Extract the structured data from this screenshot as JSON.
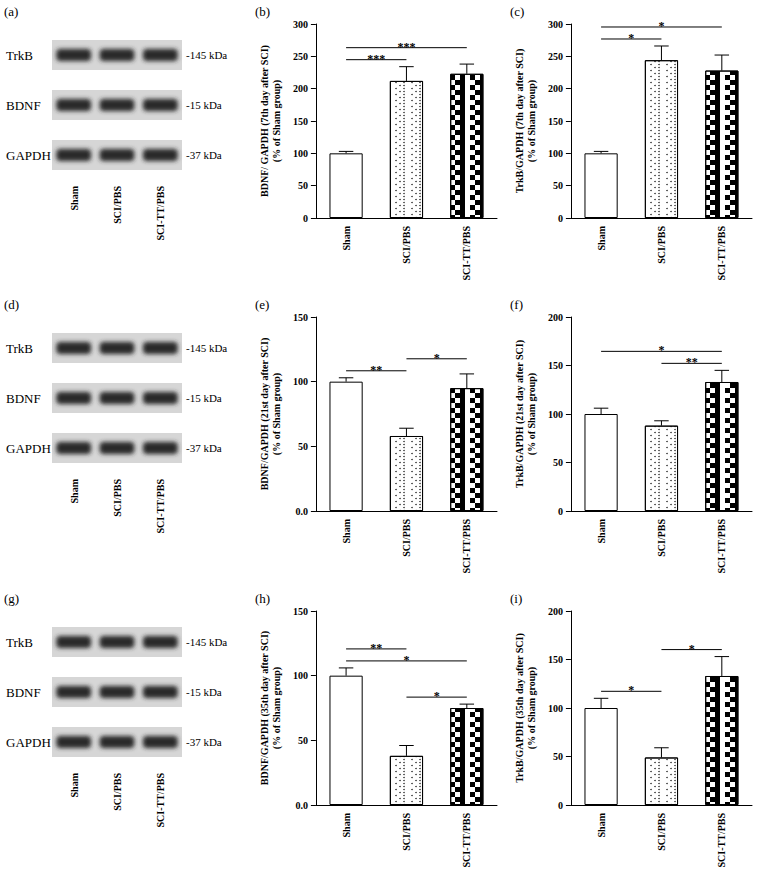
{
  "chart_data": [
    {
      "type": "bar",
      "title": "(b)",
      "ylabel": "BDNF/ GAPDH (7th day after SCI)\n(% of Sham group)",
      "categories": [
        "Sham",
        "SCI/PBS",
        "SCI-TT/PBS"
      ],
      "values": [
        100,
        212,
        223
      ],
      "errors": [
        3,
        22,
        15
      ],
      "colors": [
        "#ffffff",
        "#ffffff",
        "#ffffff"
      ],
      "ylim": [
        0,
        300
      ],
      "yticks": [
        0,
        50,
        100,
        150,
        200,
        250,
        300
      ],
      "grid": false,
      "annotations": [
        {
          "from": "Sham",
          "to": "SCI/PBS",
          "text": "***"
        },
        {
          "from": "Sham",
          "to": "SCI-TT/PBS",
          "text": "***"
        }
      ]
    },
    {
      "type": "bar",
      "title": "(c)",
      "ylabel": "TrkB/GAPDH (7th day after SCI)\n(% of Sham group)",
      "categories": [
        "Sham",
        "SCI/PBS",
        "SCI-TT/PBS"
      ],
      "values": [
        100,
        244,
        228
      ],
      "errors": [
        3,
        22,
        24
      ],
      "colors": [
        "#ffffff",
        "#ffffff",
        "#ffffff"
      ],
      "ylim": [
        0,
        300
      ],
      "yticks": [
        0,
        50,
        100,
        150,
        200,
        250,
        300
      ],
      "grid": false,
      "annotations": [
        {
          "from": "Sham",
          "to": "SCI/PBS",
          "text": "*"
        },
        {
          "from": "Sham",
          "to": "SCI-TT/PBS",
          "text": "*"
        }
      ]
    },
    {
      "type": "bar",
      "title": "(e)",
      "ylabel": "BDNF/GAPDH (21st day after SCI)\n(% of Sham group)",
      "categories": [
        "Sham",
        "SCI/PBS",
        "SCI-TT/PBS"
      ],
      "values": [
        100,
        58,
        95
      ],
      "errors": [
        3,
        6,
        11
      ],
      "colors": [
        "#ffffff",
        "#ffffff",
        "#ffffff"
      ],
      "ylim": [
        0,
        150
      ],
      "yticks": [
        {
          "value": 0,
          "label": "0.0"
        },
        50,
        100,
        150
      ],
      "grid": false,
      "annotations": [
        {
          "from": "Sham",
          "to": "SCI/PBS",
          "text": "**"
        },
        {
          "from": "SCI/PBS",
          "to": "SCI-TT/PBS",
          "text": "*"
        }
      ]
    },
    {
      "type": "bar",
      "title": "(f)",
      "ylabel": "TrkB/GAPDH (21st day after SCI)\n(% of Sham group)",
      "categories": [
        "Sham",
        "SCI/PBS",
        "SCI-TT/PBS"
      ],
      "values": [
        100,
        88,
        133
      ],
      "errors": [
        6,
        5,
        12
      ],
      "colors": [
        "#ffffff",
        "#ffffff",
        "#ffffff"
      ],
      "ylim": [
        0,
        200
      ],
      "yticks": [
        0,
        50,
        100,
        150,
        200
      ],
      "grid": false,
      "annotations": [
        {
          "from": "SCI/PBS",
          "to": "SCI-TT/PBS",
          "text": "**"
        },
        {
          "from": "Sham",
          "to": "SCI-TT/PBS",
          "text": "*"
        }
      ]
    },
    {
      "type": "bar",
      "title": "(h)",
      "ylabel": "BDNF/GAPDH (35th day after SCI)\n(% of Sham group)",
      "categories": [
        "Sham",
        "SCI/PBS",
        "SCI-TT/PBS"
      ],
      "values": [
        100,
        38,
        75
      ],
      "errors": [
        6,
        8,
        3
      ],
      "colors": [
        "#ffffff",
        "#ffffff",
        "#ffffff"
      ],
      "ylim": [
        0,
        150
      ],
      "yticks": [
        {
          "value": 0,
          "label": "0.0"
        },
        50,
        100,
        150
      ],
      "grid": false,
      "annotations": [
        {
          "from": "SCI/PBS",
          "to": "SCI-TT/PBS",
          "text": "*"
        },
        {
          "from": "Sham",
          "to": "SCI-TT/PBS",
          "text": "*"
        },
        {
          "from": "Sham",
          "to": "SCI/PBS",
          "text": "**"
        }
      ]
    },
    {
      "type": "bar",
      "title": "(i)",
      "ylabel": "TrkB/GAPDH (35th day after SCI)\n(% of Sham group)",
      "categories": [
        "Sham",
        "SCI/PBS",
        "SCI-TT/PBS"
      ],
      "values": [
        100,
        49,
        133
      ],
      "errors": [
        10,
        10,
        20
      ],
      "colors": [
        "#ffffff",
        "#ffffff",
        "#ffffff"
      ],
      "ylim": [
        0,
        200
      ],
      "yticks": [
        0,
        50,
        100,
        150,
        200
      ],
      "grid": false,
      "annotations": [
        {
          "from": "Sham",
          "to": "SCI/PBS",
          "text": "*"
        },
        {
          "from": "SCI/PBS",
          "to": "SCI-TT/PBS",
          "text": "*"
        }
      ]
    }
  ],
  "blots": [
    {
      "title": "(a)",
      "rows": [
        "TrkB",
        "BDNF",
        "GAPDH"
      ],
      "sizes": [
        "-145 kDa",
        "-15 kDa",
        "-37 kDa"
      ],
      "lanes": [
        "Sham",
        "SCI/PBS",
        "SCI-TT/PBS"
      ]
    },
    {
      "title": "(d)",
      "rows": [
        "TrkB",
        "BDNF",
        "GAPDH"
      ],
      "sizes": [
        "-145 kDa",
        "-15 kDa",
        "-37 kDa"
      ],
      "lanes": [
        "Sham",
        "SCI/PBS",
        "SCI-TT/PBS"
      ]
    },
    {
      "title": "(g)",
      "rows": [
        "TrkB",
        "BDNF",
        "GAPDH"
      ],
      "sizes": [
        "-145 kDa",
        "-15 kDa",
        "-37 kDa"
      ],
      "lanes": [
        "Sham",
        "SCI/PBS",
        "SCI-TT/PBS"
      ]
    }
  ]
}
──────────────────────────────
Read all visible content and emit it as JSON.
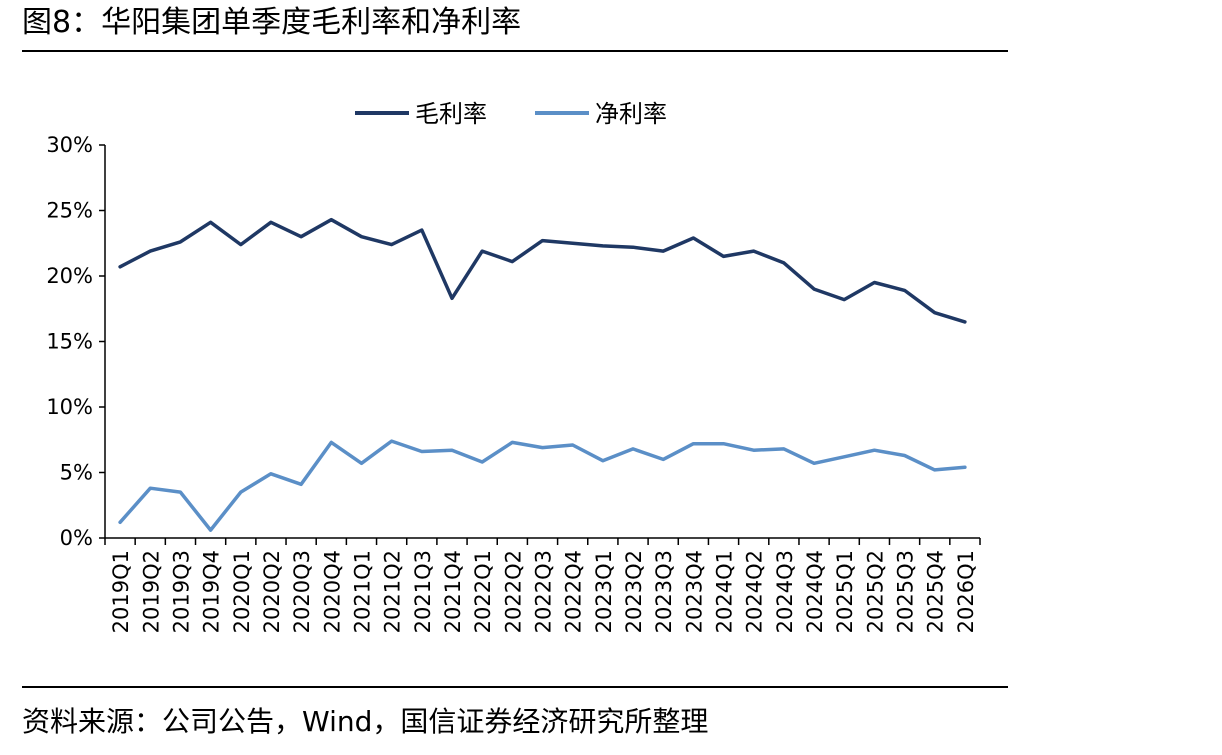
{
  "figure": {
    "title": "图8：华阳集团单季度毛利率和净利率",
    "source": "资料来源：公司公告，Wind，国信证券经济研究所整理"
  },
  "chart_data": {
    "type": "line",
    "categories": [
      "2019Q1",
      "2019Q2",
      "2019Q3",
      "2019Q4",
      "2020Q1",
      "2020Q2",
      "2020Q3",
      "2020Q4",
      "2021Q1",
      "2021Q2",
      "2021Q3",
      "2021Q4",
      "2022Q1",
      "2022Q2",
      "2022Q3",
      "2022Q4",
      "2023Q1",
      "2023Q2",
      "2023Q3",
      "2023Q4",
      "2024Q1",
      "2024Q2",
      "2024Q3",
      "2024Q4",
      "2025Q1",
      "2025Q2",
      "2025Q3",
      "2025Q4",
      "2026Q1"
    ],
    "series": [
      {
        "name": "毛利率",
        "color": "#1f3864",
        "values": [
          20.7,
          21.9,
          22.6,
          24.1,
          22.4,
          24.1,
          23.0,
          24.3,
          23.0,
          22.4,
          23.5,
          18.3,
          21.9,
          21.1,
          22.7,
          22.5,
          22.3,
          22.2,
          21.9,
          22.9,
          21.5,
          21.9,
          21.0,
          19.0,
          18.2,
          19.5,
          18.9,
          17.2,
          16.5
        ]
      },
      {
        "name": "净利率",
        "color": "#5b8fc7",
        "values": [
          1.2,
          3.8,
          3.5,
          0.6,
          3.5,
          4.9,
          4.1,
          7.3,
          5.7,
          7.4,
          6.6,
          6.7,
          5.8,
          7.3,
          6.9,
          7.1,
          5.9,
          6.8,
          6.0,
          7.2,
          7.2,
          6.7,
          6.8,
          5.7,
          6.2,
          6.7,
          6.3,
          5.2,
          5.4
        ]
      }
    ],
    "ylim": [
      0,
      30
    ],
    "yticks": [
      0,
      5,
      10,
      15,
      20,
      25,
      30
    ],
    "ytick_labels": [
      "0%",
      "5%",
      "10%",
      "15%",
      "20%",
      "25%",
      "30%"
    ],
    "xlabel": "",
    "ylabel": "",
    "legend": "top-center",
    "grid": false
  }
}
──────────────────────────────
** The task **
Copy each line holding the word "JSON" from the listing above.

** Solution **
Extract the structured data from this screenshot as JSON.
Read all visible content and emit it as JSON.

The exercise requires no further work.